[START Provided records]

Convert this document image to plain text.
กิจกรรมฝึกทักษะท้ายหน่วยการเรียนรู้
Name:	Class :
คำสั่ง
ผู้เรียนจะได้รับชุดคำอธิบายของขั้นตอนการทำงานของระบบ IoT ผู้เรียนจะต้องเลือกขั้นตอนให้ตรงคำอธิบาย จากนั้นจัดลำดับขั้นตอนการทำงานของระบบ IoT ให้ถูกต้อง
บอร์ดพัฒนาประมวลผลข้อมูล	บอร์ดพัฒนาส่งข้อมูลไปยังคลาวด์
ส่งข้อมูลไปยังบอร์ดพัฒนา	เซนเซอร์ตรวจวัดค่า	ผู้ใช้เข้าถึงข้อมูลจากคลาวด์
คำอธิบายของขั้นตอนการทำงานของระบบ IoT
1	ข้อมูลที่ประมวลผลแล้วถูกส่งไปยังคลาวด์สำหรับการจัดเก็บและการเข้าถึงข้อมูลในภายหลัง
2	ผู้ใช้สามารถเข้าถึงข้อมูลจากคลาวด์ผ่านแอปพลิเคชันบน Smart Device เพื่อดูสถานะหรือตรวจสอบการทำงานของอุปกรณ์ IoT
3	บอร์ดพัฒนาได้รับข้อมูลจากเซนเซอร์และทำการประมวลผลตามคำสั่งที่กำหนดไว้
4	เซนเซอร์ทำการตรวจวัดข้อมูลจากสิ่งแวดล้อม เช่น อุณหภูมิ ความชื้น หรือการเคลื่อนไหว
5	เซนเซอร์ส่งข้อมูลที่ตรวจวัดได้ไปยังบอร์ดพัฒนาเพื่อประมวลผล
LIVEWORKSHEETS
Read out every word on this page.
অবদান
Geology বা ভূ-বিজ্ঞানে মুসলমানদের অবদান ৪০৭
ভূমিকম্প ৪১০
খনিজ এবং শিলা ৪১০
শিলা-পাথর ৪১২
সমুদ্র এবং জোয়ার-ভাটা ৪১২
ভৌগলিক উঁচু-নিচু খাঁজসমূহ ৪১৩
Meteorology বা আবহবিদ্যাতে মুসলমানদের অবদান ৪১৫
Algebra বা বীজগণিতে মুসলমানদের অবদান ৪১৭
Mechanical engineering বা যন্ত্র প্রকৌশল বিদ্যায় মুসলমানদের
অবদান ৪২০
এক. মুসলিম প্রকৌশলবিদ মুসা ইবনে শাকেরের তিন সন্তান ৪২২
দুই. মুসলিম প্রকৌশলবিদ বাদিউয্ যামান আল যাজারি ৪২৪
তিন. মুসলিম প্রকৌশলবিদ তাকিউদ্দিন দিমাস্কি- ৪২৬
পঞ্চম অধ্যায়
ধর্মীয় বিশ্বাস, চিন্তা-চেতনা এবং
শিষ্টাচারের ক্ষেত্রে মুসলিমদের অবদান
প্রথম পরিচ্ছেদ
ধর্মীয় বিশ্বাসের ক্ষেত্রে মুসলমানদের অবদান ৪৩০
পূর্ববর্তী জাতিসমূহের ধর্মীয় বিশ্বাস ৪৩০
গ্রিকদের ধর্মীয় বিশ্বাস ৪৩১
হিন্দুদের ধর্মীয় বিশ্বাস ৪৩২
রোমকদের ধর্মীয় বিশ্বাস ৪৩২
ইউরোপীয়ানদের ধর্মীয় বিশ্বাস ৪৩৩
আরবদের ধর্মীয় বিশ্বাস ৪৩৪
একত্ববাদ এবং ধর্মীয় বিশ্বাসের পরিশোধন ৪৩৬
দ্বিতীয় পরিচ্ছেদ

[END Provided records]

> _Exercise goal_: Extract the complete data, matching each line exactly.

> _Reply to the task_:
Convert this document image to plain text.
กิจกรรมฝึกทักษะท้ายหน่วยการเรียนรู้
Name:	Class :
คำสั่ง
ผู้เรียนจะได้รับชุดคำอธิบายของขั้นตอนการทำงานของระบบ IoT ผู้เรียนจะต้องเลือกขั้นตอนให้ตรงคำอธิบาย จากนั้นจัดลำดับขั้นตอนการทำงานของระบบ IoT ให้ถูกต้อง
บอร์ดพัฒนาประมวลผลข้อมูล	บอร์ดพัฒนาส่งข้อมูลไปยังคลาวด์
ส่งข้อมูลไปยังบอร์ดพัฒนา	เซนเซอร์ตรวจวัดค่า	ผู้ใช้เข้าถึงข้อมูลจากคลาวด์
คำอธิบายของขั้นตอนการทำงานของระบบ IoT
1	ข้อมูลที่ประมวลผลแล้วถูกส่งไปยังคลาวด์สำหรับการจัดเก็บและการเข้าถึงข้อมูลในภายหลัง
2	ผู้ใช้สามารถเข้าถึงข้อมูลจากคลาวด์ผ่านแอปพลิเคชันบน Smart Device เพื่อดูสถานะหรือตรวจสอบการทำงานของอุปกรณ์ IoT
3	บอร์ดพัฒนาได้รับข้อมูลจากเซนเซอร์และทำการประมวลผลตามคำสั่งที่กำหนดไว้
4	เซนเซอร์ทำการตรวจวัดข้อมูลจากสิ่งแวดล้อม เช่น อุณหภูมิ ความชื้น หรือการเคลื่อนไหว
5	เซนเซอร์ส่งข้อมูลที่ตรวจวัดได้ไปยังบอร์ดพัฒนาเพื่อประมวลผล
LIVEWORKSHEETS
Read out every word on this page.
অবদান
Geology বা ভূ-বিজ্ঞানে মুসলমানদের অবদান ৪০৭
ভূমিকম্প ৪১০
খনিজ এবং শিলা ৪১০
শিলা-পাথর ৪১২
সমুদ্র এবং জোয়ার-ভাটা ৪১২
ভৌগলিক উঁচু-নিচু খাঁজসমূহ ৪১৩
Meteorology বা আবহবিদ্যাতে মুসলমানদের অবদান ৪১৫
Algebra বা বীজগণিতে মুসলমানদের অবদান ৪১৭
Mechanical engineering বা যন্ত্র প্রকৌশল বিদ্যায় মুসলমানদের
অবদান ৪২০
এক. মুসলিম প্রকৌশলবিদ মুসা ইবনে শাকেরের তিন সন্তান ৪২২
দুই. মুসলিম প্রকৌশলবিদ বাদিউয্ যামান আল যাজারি ৪২৪
তিন. মুসলিম প্রকৌশলবিদ তাকিউদ্দিন দিমাস্কি- ৪২৬
পঞ্চম অধ্যায়
ধর্মীয় বিশ্বাস, চিন্তা-চেতনা এবং
শিষ্টাচারের ক্ষেত্রে মুসলিমদের অবদান
প্রথম পরিচ্ছেদ
ধর্মীয় বিশ্বাসের ক্ষেত্রে মুসলমানদের অবদান ৪৩০
পূর্ববর্তী জাতিসমূহের ধর্মীয় বিশ্বাস ৪৩০
গ্রিকদের ধর্মীয় বিশ্বাস ৪৩১
হিন্দুদের ধর্মীয় বিশ্বাস ৪৩২
রোমকদের ধর্মীয় বিশ্বাস ৪৩২
ইউরোপীয়ানদের ধর্মীয় বিশ্বাস ৪৩৩
আরবদের ধর্মীয় বিশ্বাস ৪৩৪
একত্ববাদ এবং ধর্মীয় বিশ্বাসের পরিশোধন ৪৩৬
দ্বিতীয় পরিচ্ছেদ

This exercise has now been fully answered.